Proporcje jako miara


Proporcje jako miara

Proporcje są miarą i fundamentem logicznego myślenia. Proporcje w architekturze i malarstwie są kanonem dla artystów. Proporcje w postrzeganiu świata, świadczą o naszej kulturze. Proporcje części ciała podkreślają urodę ludzi i zwierząt. Proporcje w zaciskaniu pasa obywateli tego samego narodu w okresie kryzysu, są świadectwem poziomu cywilizacyjnego - te proporcje są teraz rzadko przestrzegane.
Jednak wobec niektórych zjawisk jesteśmy zupełnie bezradni, próbując ocenić zdarzenia stosując miarę proporcji. Nasz świat dotykają kataklizmy, które łamią wszelkie zasady proporcji i dotykają nas boleśnie wprost niewyobrażalną skalą nieszczęść. Trzęsienie ziemi na Haiti, spotęgowane biedą tego kraju, budzi grozę u wszystkich normalnych ludzi i obliguje do bezinteresownej pomocy.
To jest niezawinione nieszczęście, a takie znosimy najtrudniej. Nie mogliśmy go przewidzieć, ani zatrzymać. Teraz możemy tylko pomagać i zmniejszać ciężar cierpień.

» PODANE WIERSZE:
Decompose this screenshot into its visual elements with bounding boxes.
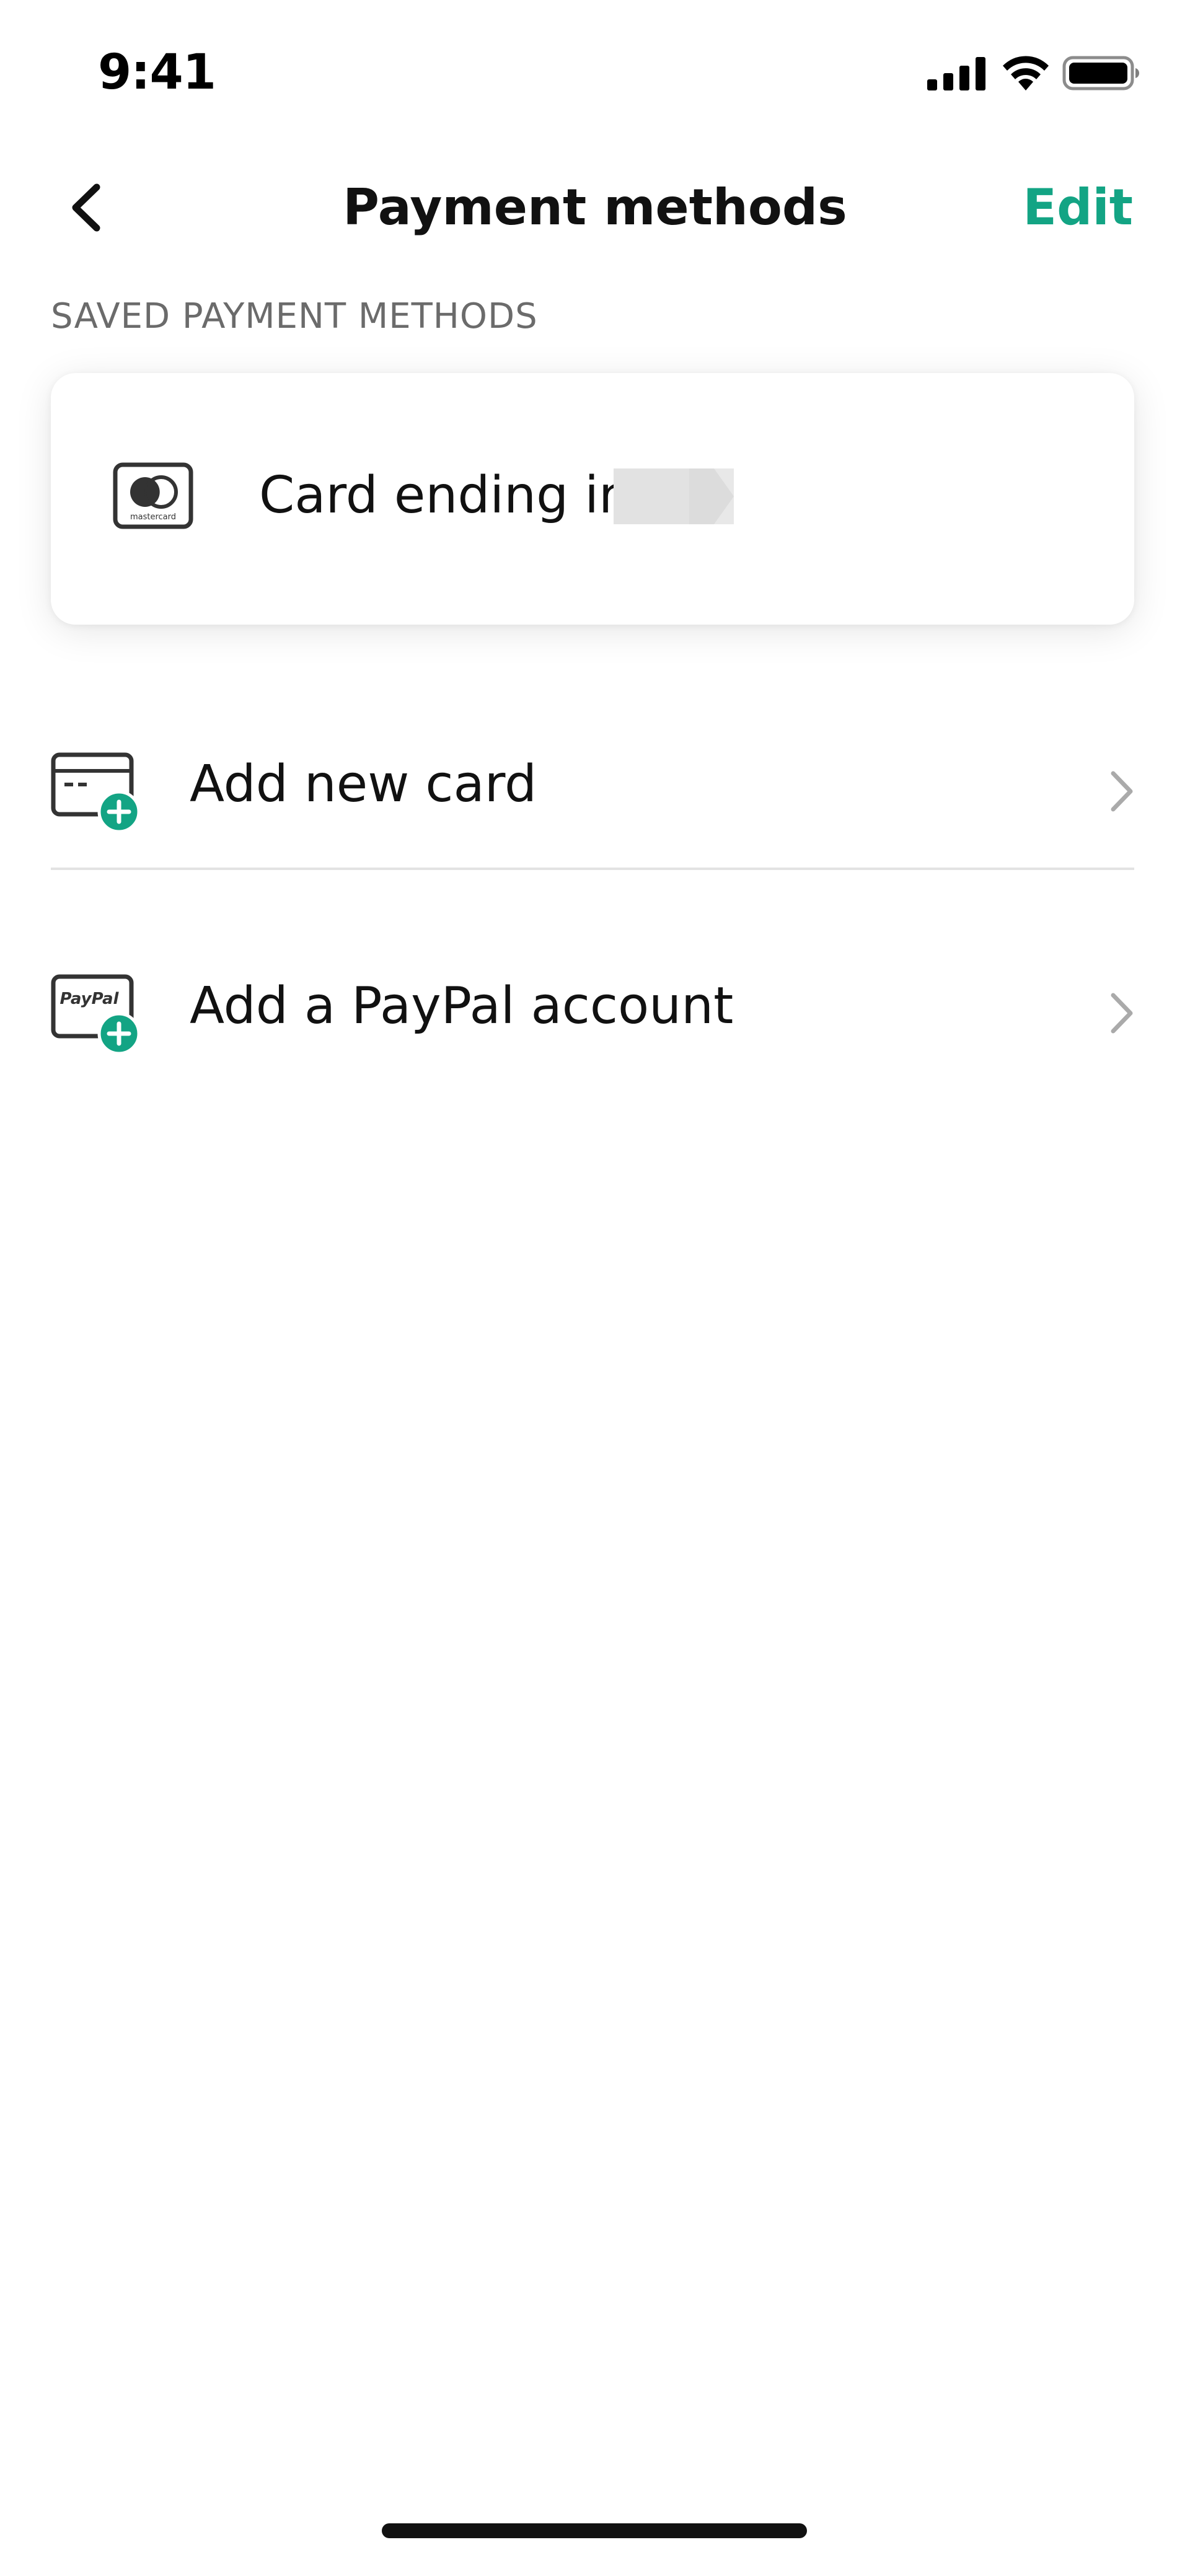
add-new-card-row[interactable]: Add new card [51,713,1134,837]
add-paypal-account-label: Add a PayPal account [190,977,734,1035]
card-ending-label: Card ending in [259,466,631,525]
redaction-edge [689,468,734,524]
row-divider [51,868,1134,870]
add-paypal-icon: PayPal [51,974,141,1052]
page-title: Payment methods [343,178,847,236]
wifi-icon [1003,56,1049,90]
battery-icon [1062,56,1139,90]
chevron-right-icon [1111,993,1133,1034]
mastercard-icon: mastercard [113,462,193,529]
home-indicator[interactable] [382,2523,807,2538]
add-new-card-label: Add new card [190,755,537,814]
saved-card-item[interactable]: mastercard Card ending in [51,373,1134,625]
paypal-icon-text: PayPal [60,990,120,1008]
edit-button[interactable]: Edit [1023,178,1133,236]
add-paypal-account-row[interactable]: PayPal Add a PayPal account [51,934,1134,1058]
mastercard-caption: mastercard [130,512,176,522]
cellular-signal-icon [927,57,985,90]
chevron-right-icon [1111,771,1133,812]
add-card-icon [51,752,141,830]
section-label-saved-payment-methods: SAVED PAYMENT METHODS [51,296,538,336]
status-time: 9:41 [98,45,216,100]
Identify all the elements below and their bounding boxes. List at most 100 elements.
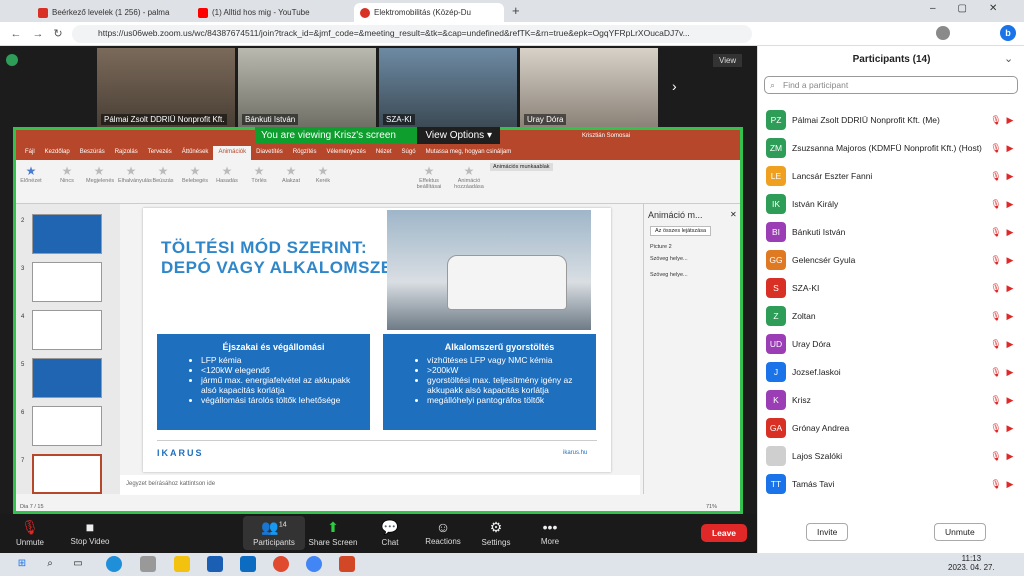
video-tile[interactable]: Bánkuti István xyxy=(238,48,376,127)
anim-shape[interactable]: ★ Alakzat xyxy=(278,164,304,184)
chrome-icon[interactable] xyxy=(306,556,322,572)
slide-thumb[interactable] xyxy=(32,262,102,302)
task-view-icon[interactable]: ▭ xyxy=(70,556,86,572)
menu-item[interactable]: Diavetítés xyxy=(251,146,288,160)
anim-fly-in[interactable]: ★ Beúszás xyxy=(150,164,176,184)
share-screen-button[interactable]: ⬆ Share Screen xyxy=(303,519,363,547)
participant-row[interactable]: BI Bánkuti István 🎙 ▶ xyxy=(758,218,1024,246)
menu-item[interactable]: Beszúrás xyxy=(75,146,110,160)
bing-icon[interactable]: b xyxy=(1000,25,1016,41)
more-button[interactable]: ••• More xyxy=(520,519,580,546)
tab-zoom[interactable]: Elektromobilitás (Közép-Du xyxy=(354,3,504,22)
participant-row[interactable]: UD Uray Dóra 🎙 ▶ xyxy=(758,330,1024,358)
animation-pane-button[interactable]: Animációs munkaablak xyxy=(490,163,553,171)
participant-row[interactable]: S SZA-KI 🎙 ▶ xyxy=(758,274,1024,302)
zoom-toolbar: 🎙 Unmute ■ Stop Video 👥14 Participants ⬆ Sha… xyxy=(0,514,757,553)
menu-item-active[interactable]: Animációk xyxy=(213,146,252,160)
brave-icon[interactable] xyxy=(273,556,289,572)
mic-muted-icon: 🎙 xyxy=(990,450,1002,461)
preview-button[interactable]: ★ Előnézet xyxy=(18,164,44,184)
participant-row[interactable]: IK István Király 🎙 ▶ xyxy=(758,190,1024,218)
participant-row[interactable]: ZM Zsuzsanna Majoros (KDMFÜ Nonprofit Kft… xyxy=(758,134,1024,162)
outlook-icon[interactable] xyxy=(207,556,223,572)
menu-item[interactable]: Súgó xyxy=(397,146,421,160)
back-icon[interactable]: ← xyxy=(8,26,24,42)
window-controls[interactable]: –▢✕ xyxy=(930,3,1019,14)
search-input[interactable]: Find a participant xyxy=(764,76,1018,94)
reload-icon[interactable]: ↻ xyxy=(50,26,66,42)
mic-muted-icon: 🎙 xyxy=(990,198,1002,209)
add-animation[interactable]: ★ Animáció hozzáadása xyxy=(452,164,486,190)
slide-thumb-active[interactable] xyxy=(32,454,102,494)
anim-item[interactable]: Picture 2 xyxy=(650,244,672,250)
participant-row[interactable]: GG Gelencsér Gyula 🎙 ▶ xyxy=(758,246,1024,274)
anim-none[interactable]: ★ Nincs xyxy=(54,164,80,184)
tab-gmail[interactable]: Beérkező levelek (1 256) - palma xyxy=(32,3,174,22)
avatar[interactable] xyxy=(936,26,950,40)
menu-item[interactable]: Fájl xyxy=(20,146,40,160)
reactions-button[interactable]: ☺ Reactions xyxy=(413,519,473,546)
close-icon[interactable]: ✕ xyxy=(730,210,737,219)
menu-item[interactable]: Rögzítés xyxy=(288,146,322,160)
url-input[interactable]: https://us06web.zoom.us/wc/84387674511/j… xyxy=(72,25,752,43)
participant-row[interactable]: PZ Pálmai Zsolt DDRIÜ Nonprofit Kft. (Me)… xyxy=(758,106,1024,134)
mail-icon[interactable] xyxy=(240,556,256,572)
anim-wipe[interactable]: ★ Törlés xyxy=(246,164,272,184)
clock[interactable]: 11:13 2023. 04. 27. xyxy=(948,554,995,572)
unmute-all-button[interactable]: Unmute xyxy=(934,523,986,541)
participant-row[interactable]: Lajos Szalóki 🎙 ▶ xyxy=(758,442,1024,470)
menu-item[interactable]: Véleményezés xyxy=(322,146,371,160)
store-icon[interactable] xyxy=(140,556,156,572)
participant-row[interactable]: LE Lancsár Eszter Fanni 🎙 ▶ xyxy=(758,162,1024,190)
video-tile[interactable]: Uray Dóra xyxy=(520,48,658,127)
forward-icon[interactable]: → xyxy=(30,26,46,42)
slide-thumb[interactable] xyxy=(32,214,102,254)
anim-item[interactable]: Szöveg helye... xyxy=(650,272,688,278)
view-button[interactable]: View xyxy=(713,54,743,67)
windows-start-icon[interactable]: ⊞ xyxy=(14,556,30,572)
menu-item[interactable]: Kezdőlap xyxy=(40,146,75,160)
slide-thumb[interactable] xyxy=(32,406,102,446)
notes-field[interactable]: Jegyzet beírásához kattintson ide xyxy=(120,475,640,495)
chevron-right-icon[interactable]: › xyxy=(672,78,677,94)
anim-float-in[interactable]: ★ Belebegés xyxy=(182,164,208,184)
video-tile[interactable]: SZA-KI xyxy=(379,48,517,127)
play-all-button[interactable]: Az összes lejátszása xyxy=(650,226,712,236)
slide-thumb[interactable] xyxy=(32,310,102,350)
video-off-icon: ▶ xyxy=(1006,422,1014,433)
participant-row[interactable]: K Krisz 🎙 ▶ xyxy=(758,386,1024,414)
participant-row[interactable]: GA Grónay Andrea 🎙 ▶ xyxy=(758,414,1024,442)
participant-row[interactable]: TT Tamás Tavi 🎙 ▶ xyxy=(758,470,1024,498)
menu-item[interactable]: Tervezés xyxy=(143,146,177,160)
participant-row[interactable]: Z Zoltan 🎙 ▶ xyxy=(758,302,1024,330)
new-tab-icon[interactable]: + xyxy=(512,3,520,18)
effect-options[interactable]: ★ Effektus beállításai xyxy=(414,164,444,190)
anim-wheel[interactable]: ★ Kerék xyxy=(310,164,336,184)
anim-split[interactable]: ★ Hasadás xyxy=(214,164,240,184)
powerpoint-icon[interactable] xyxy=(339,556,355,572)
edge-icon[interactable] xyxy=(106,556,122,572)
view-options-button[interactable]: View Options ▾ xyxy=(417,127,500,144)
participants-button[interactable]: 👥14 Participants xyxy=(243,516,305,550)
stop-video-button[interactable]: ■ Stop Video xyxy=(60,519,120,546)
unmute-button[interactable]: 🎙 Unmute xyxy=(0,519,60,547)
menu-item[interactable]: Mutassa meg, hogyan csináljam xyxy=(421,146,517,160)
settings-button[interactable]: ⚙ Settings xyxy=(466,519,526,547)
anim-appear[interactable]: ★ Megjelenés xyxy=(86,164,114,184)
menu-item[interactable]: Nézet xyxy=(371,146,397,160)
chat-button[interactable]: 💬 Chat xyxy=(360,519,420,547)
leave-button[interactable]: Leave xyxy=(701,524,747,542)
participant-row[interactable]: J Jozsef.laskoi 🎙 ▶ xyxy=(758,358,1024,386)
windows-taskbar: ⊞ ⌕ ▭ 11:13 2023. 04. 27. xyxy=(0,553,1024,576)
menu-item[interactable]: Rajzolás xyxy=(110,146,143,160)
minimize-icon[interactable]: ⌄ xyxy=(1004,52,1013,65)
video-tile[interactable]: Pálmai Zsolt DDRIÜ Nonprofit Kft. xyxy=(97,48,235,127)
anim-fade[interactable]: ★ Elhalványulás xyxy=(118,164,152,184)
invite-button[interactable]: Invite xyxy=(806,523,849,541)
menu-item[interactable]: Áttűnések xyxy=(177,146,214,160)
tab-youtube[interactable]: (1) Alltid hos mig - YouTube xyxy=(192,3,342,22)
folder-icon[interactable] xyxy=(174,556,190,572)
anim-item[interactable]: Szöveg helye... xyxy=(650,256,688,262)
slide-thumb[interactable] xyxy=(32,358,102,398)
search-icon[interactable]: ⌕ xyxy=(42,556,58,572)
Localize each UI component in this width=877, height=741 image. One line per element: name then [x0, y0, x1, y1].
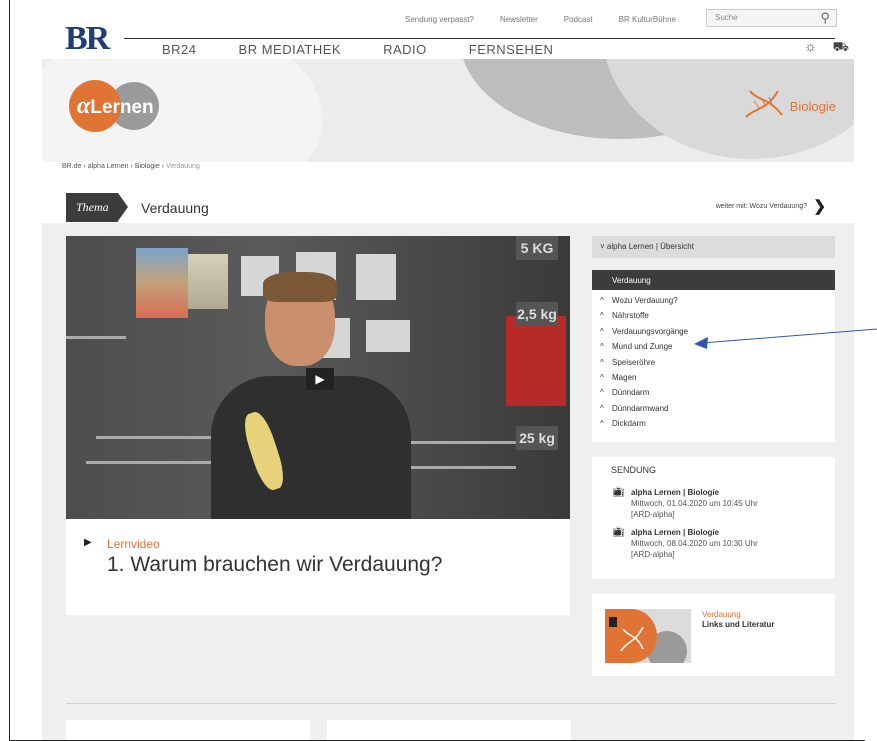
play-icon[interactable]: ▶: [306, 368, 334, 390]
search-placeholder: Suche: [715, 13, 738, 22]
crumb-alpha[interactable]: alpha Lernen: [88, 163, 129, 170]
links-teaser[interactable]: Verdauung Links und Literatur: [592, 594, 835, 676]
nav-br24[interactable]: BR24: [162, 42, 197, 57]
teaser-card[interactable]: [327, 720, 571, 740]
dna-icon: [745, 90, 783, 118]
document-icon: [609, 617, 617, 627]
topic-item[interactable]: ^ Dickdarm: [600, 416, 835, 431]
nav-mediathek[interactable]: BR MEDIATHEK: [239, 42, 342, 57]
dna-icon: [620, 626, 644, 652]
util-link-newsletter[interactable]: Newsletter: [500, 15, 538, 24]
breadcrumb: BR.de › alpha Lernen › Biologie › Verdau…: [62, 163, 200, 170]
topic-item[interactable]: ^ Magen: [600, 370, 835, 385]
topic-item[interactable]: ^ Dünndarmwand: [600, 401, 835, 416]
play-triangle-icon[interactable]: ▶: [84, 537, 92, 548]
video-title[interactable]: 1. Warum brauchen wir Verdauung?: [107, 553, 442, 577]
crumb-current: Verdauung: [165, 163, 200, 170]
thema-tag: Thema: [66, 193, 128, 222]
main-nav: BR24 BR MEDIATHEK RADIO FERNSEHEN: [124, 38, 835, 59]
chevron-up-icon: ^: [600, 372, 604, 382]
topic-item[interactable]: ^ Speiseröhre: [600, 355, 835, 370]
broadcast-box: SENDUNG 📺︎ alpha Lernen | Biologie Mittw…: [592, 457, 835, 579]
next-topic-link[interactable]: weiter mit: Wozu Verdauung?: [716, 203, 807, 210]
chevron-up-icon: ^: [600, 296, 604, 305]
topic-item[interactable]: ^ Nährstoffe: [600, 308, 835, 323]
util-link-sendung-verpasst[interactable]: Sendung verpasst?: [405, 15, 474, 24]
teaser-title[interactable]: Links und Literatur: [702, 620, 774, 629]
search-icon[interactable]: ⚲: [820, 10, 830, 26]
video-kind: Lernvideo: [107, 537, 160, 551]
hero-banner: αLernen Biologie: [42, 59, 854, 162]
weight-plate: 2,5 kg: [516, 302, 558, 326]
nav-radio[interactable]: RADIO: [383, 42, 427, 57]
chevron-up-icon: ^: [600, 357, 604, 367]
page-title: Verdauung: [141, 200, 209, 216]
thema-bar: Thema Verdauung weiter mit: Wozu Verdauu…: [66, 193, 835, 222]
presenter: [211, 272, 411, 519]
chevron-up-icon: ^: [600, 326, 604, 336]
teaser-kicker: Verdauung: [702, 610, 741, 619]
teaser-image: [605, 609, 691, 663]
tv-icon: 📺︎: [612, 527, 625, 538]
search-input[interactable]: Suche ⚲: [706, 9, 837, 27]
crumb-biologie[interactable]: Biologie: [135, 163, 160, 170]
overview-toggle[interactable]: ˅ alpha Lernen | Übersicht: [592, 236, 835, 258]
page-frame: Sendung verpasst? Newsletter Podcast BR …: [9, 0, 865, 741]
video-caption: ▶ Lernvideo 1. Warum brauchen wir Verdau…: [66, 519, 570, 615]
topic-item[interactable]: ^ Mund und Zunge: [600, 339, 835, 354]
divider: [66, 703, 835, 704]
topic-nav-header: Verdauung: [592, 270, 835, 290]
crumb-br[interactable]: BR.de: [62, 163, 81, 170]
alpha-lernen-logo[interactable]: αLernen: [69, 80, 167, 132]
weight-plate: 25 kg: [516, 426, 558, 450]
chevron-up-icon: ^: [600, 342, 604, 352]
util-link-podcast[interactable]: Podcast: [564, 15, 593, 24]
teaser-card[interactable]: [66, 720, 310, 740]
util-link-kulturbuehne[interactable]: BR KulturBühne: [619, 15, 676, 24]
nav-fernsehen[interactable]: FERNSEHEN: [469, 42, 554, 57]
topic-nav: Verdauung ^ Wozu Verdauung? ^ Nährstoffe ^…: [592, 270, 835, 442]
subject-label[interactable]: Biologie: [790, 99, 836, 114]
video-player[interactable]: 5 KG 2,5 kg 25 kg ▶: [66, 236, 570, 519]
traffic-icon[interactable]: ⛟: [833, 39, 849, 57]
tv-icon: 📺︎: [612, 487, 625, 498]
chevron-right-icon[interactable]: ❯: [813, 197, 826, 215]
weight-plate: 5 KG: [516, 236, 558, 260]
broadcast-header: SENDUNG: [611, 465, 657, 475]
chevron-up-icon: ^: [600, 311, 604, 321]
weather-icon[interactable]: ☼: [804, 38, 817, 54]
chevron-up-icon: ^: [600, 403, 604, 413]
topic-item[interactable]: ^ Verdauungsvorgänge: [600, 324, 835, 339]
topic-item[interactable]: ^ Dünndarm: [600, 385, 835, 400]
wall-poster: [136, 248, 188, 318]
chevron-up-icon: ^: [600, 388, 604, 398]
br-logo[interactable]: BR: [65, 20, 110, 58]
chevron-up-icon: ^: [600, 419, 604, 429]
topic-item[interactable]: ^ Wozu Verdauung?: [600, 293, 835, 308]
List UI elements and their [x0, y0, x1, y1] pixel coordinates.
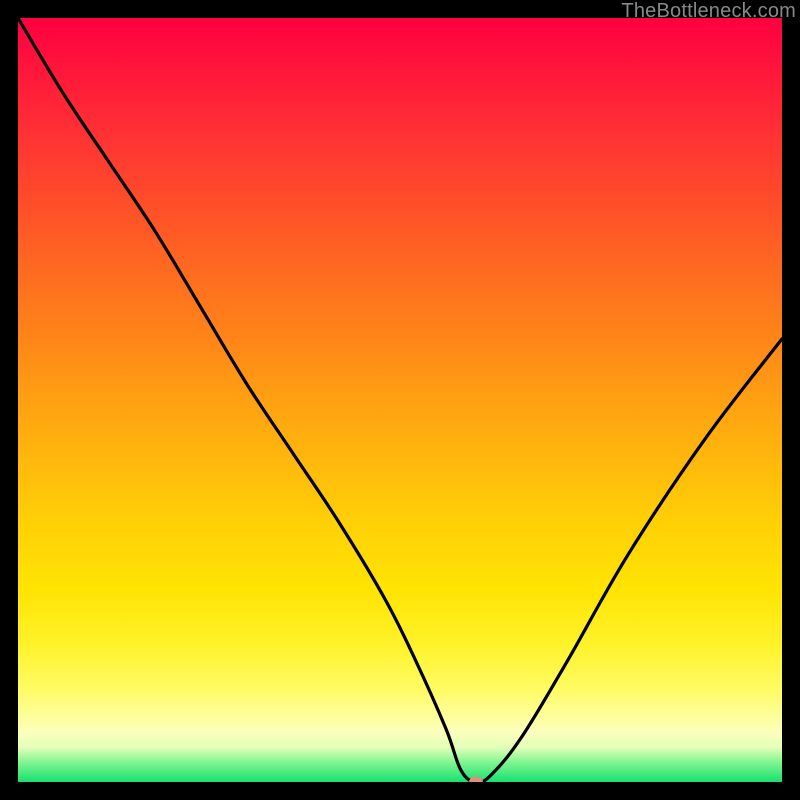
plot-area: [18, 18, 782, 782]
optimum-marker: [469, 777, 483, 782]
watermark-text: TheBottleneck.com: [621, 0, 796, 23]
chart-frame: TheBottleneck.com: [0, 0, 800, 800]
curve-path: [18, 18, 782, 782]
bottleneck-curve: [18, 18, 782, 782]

» ZADANIA DO WYKONANIA:
[1] Jaki kataklizm tekst o proporcjach podaje jako przykład zdarzenia budzącego grozę?
[2] Podaj dalszy ciąg tekstu o proporcjach, zaczynając po jego ostatnim zdaniu.
Wiersze nie mają żadnego związku z tekstem o proporcjach.

» ODPOWIEDZI DO ZADAŃ:
[1] Trzęsienie ziemi na Haiti, spotęgowane biedą tego kraju.

[2]
Haiti jest krajem bardzo Polsce bliskim, to na tej wyspie żołnierze z Legionów Polskich umierali z dala od ojczyzny wysłani przez Napoleona Bonapartego z misją, którą teraz by nazwano pokojową. Z trzech półbrygad wróciła tylko garstka. Około 4 tysiące żołnierzy umarło na wyspie od żółtej febry i walk toczonych z partyzantami. Napoleon Bonaparte był jednym z prekursorów ideii zjednoczenia Europy. Jednoczył Europę według własnego widzimisię. Polski Legion użył do własnych celów, czyli w interesie kraju z którym się utożsamiał. Dokładnie to samo robią teraz jego globalni naśladowcy. Dawniej nie potrzebowano się wysilać i tworzyć propagandowej nadbudowy, wystarczył rozkaz tamtej oligarchii wydany przez Napoleona. Dzisiaj najpierw stwarza się klimat usprawiedliwiający interwencję, a potem wysyła polskich żołnierzy tam, gdzie ich jeszcze nie było.
Jednak pod koniec własnych rządów wszechwładny Napoleon zgubił zdolność oceniania własnych czynów, czyli zgubił proporcje między pomysłami a możliwością ich realizacji, wtedy wysłano go na rekonwalescencję, na wyspę Św.Heleny. Dzisiaj „Napoleonów” nigdzie się nie wysyła, za mało jest wysp, a za dużo „Napoleonów” , szczególnie tych od ekonomii.
W Europie XXI wieku, która teraz się jednoczy bez Napoleona, nie ma obecnie proporcji między starymi , a nowymi krajami tej Unii. Od nowego roku zasiłek na dziecko będzie wynosił w Niemczech 204 euro, a w Polsce 15 euro. Ulga podatkowa na dziecko wynosi w Polsce 1100 zł, czyli około 270 euro, a w Niemczech od 1 stycznia 7000 euro. Kasjerka w Lidlu, w Słubicach, zarabia około 250 euro, a za mostem, pół kilometra dalej na zachód zarabia 1280 euro.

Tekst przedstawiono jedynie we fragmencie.